Write out all lines holding the word "전망이다".

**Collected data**
━━━━━━
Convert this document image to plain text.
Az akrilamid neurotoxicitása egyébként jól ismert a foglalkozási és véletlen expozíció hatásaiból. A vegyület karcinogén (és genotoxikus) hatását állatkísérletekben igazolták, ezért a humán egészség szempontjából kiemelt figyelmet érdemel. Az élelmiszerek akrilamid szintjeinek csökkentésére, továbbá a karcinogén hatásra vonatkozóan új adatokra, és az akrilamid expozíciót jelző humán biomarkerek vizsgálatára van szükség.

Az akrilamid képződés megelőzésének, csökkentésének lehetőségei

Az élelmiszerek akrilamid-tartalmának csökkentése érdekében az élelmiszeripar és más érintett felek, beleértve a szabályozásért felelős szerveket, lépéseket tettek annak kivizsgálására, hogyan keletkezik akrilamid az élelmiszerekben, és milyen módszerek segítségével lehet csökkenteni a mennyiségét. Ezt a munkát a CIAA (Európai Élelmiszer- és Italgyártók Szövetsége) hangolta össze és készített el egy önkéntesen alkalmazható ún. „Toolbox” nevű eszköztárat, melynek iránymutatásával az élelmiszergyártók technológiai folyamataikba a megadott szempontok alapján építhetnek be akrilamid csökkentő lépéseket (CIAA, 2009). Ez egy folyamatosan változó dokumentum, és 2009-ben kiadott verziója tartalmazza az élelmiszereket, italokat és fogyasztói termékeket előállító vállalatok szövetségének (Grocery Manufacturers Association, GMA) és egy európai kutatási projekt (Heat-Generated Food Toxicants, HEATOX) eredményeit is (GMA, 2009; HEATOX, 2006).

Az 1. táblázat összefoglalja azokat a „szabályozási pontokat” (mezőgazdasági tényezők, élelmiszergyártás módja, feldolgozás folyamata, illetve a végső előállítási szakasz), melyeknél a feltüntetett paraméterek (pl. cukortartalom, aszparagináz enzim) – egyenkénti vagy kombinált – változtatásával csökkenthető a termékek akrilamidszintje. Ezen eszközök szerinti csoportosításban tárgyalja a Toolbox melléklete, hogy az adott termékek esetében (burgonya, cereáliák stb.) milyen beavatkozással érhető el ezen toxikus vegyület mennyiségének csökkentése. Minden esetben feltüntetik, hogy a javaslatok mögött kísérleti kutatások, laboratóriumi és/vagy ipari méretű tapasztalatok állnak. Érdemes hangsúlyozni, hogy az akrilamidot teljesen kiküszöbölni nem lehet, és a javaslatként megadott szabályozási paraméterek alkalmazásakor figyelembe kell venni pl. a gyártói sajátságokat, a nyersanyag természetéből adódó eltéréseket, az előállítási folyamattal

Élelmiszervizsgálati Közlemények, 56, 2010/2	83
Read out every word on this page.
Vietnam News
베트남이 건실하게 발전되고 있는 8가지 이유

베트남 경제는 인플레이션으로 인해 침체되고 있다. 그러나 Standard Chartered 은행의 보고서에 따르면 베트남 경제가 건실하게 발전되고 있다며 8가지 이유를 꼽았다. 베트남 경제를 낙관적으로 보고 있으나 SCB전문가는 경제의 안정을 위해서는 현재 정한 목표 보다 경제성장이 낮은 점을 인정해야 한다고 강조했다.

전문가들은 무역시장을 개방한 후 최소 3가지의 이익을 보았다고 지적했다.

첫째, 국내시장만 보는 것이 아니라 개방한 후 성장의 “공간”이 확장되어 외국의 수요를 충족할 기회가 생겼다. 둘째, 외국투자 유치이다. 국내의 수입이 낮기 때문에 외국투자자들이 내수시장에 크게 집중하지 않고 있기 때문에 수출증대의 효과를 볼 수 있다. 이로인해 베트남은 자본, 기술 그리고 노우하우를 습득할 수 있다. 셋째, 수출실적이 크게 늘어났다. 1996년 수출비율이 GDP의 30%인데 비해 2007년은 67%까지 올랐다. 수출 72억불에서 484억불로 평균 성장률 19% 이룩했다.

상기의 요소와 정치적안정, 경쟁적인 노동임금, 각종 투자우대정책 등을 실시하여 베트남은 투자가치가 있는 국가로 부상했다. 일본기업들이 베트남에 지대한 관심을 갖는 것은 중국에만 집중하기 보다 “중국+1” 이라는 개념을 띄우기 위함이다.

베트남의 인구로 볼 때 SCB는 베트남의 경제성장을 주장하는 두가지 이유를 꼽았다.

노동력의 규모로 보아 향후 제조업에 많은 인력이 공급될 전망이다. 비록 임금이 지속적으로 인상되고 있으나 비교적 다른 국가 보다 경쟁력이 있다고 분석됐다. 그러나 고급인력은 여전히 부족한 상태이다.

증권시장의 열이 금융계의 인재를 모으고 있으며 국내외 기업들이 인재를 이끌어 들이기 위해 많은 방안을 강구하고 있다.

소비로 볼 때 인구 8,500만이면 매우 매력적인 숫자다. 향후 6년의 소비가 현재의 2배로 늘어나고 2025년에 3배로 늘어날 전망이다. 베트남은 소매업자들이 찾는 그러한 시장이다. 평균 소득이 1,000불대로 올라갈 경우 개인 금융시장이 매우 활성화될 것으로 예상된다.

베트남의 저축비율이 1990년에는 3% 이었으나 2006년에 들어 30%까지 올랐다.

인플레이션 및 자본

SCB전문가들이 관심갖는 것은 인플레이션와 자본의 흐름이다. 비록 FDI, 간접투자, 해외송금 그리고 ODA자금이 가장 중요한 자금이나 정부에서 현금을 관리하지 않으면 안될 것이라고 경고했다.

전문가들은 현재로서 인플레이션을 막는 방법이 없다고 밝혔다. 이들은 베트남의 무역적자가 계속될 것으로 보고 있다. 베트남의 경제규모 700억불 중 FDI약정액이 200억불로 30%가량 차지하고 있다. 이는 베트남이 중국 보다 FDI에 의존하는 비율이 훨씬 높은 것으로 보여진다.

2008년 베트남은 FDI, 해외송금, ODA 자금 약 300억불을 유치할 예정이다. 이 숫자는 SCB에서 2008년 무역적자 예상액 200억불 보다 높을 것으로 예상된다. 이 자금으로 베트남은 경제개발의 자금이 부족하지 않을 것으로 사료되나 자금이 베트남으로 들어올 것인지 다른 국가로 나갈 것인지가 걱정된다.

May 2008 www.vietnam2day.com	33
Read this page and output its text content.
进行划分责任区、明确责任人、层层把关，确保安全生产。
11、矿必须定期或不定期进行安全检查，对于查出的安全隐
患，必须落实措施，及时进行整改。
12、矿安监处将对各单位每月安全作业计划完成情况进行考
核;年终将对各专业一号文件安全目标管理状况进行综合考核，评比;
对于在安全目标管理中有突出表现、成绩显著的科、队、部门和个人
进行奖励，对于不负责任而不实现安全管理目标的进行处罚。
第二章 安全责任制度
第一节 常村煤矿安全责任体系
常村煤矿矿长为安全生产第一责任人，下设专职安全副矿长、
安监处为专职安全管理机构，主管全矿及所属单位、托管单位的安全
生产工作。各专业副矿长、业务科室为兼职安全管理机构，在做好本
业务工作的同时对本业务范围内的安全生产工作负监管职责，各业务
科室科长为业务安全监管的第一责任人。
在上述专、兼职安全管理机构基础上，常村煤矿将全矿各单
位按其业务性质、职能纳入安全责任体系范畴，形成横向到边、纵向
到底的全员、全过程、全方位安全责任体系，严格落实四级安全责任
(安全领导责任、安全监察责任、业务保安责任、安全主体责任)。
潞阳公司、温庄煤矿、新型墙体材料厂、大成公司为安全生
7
━━━━━━
**Solution to this exercise**
노동력의 규모로 보아 향후 제조업에 많은 인력이 공급될 전망이다. 비록 임금이 지속적으로 인상되고 있으나 비교적 다른 국가 보다 경쟁력이 있다고 분석됐다. 그러나 고급인력은 여전히 부족한 상태이다.
소비로 볼 때 인구 8,500만이면 매우 매력적인 숫자다. 향후 6년의 소비가 현재의 2배로 늘어나고 2025년에 3배로 늘어날 전망이다. 베트남은 소매업자들이 찾는 그러한 시장이다. 평균 소득이 1,000불대로 올라갈 경우 개인 금융시장이 매우 활성화될 것으로 예상된다.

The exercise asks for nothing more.